**Aim of the task**
Gather up the lines that contain "JSON".
* Start Material for this task *
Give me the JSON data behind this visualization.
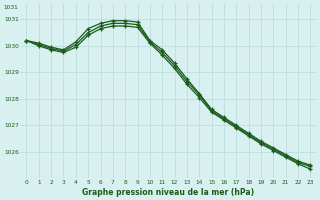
{
  "title": "Graphe pression niveau de la mer (hPa)",
  "background_color": "#d8f0f0",
  "grid_color": "#b8dada",
  "line_color": "#1a5c1a",
  "x_values": [
    0,
    1,
    2,
    3,
    4,
    5,
    6,
    7,
    8,
    9,
    10,
    11,
    12,
    13,
    14,
    15,
    16,
    17,
    18,
    19,
    20,
    21,
    22,
    23
  ],
  "x_labels": [
    "0",
    "1",
    "2",
    "3",
    "4",
    "5",
    "6",
    "7",
    "8",
    "9",
    "10",
    "11",
    "12",
    "13",
    "14",
    "15",
    "16",
    "17",
    "18",
    "19",
    "20",
    "21",
    "22",
    "23"
  ],
  "series1": [
    1030.2,
    1030.1,
    1029.95,
    1029.85,
    1030.15,
    1030.65,
    1030.85,
    1030.95,
    1030.95,
    1030.9,
    1030.2,
    1029.85,
    1029.35,
    1028.75,
    1028.2,
    1027.6,
    1027.3,
    1027.0,
    1026.7,
    1026.4,
    1026.15,
    1025.9,
    1025.65,
    1025.5
  ],
  "series2": [
    1030.2,
    1030.05,
    1029.9,
    1029.8,
    1030.05,
    1030.5,
    1030.75,
    1030.85,
    1030.85,
    1030.8,
    1030.15,
    1029.75,
    1029.25,
    1028.65,
    1028.15,
    1027.55,
    1027.25,
    1026.95,
    1026.65,
    1026.35,
    1026.1,
    1025.85,
    1025.6,
    1025.45
  ],
  "series3": [
    1030.2,
    1030.0,
    1029.85,
    1029.75,
    1029.95,
    1030.4,
    1030.65,
    1030.75,
    1030.75,
    1030.7,
    1030.1,
    1029.65,
    1029.15,
    1028.55,
    1028.05,
    1027.5,
    1027.2,
    1026.9,
    1026.6,
    1026.3,
    1026.05,
    1025.8,
    1025.55,
    1025.35
  ],
  "ylim": [
    1025.0,
    1031.6
  ],
  "yticks": [
    1026,
    1027,
    1028,
    1029,
    1030,
    1031
  ],
  "xlim": [
    -0.5,
    23.5
  ]
}
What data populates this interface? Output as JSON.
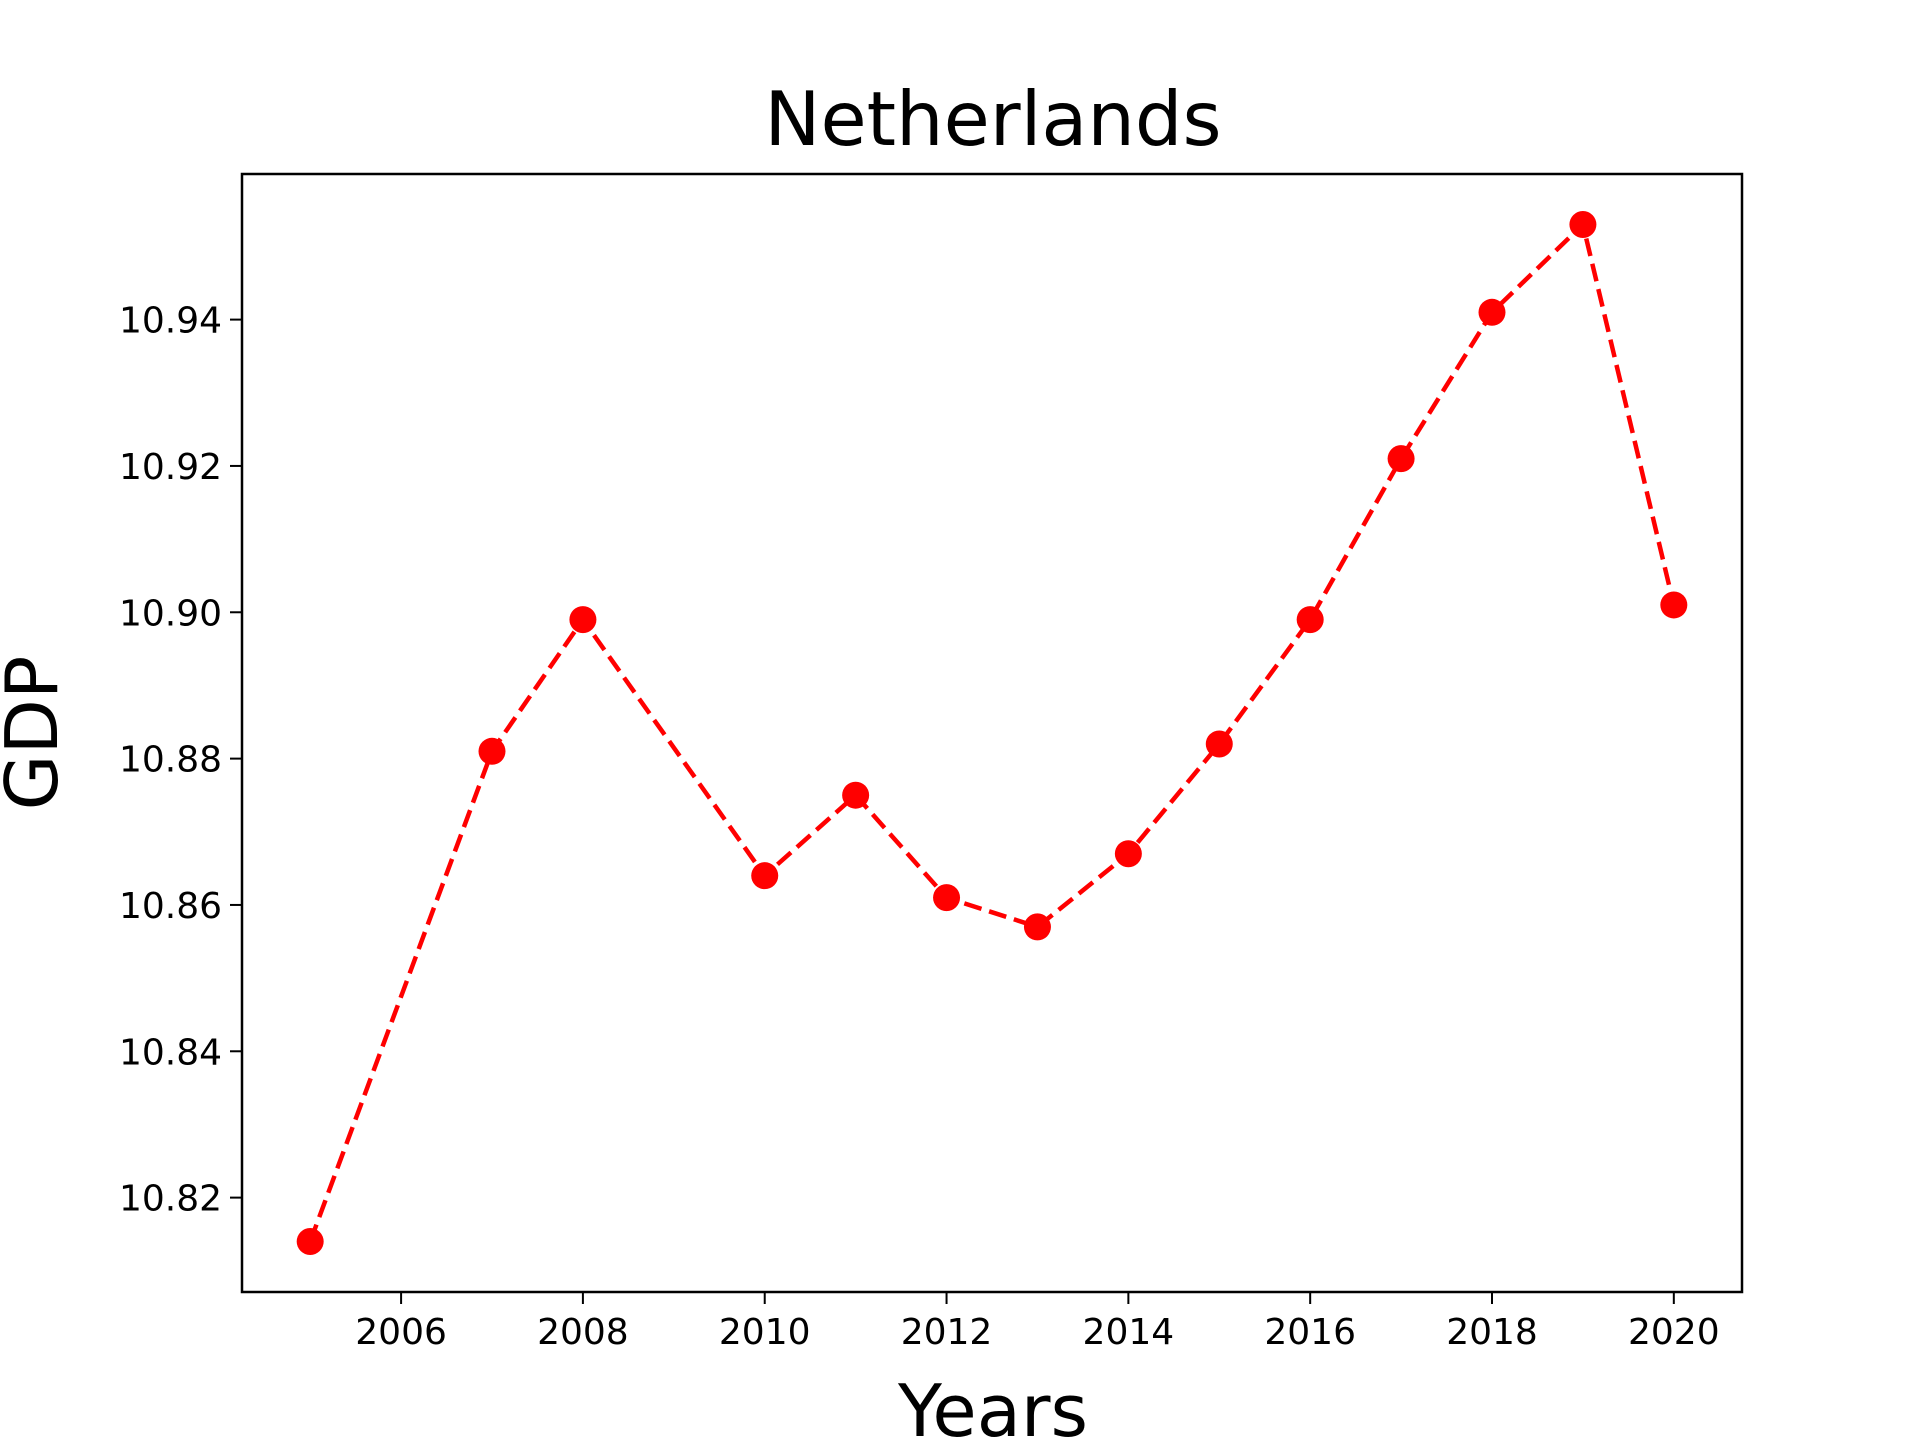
{
  "chart_data": {
    "type": "line",
    "title": "Netherlands",
    "xlabel": "Years",
    "ylabel": "GDP",
    "x": [
      2005,
      2007,
      2008,
      2010,
      2011,
      2012,
      2013,
      2014,
      2015,
      2016,
      2017,
      2018,
      2019,
      2020
    ],
    "series": [
      {
        "values": [
          10.814,
          10.881,
          10.899,
          10.864,
          10.875,
          10.861,
          10.857,
          10.867,
          10.882,
          10.899,
          10.921,
          10.941,
          10.953,
          10.901
        ],
        "color": "#ff0000",
        "line_style": "dashed",
        "marker": "circle"
      }
    ],
    "xticks": [
      "2006",
      "2008",
      "2010",
      "2012",
      "2014",
      "2016",
      "2018",
      "2020"
    ],
    "yticks": [
      "10.82",
      "10.84",
      "10.86",
      "10.88",
      "10.90",
      "10.92",
      "10.94"
    ],
    "xlim": [
      2004.25,
      2020.75
    ],
    "ylim": [
      10.8071,
      10.9599
    ],
    "grid": false
  }
}
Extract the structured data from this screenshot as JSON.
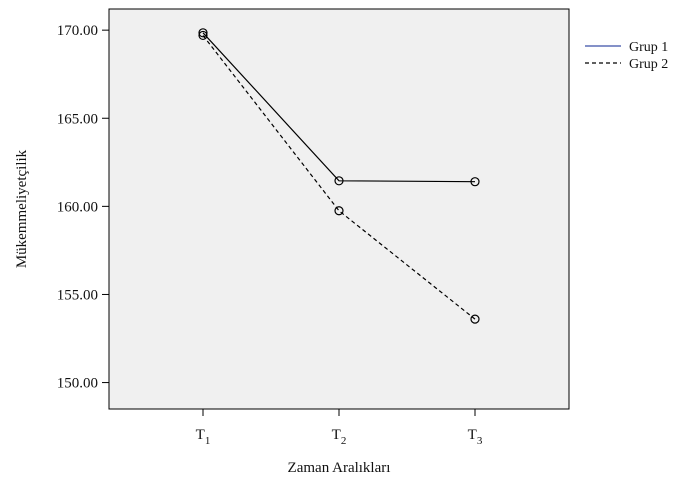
{
  "chart_data": {
    "type": "line",
    "xlabel": "Zaman Aralıkları",
    "ylabel": "Mükemmeliyetçilik",
    "ylim": [
      148.5,
      171.2
    ],
    "y_ticks": [
      150.0,
      155.0,
      160.0,
      165.0,
      170.0
    ],
    "y_tick_labels": [
      "150.00",
      "155.00",
      "160.00",
      "165.00",
      "170.00"
    ],
    "categories": [
      {
        "base": "T",
        "sub": "1"
      },
      {
        "base": "T",
        "sub": "2"
      },
      {
        "base": "T",
        "sub": "3"
      }
    ],
    "series": [
      {
        "name": "Grup 1",
        "values": [
          169.85,
          161.45,
          161.4
        ],
        "color": "#000000",
        "dash": "solid",
        "legend_color": "#3b4fa8"
      },
      {
        "name": "Grup 2",
        "values": [
          169.7,
          159.75,
          153.6
        ],
        "color": "#000000",
        "dash": "dashed",
        "legend_color": "#000000"
      }
    ],
    "marker": "circle-open",
    "plot_background": "#f0f0f0",
    "grid": false,
    "legend_position": "top-right"
  }
}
* End Material for this task *
**Expected output**
Give me the JSON data behind this visualization.
What data populates this interface? Output as JSON.
Extract the structured data from this screenshot as JSON.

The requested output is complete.